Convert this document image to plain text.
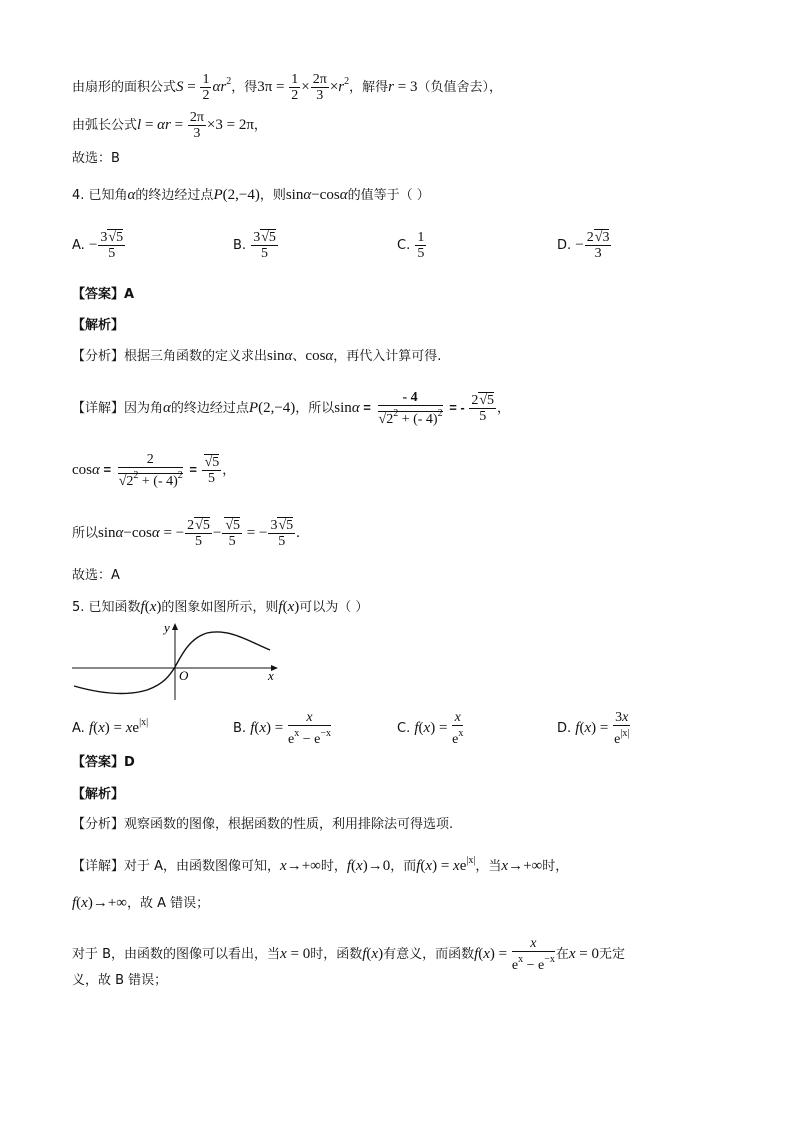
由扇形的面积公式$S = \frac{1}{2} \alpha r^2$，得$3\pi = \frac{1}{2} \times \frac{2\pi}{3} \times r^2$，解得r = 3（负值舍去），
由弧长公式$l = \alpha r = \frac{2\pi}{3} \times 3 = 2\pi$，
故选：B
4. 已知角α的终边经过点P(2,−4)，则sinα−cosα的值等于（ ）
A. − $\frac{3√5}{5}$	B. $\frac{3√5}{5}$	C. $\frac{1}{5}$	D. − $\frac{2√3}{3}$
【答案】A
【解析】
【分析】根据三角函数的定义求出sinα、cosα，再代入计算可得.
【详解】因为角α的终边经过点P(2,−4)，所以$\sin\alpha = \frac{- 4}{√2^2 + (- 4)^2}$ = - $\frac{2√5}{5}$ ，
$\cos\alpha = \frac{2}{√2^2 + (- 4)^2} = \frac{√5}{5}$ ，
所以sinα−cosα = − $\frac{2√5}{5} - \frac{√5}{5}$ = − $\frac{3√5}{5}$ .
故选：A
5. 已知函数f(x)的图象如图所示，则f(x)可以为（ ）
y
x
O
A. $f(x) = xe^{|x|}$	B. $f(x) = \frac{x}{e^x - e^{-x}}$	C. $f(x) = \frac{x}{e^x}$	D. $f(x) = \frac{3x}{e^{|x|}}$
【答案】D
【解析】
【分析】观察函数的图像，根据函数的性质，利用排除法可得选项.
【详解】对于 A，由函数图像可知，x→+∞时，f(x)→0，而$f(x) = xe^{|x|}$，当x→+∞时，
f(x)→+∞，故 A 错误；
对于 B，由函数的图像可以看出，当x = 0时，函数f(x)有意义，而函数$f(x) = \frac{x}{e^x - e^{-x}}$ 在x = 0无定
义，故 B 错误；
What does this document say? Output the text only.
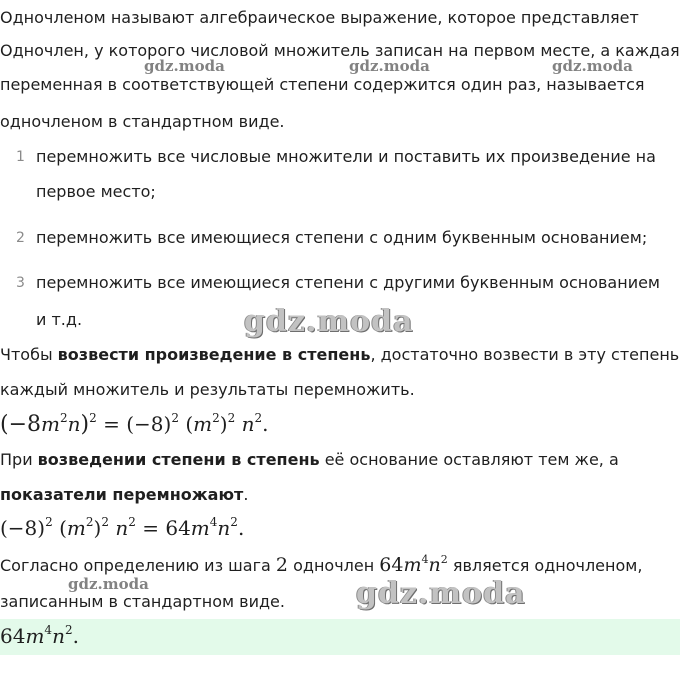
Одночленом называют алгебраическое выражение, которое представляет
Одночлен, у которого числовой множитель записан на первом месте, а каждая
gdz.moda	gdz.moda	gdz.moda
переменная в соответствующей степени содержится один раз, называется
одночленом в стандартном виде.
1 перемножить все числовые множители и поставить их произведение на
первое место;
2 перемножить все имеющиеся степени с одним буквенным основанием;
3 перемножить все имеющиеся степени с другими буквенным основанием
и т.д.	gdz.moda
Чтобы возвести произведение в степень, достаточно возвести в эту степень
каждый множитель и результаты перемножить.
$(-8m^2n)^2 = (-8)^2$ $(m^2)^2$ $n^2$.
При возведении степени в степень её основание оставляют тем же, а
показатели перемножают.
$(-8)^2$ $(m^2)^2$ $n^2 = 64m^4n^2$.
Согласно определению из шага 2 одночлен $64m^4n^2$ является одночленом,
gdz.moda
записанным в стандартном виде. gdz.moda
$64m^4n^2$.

___

Report the number of lines of the listing above that hold the string "document", with no other text.

[Exercise answer]
2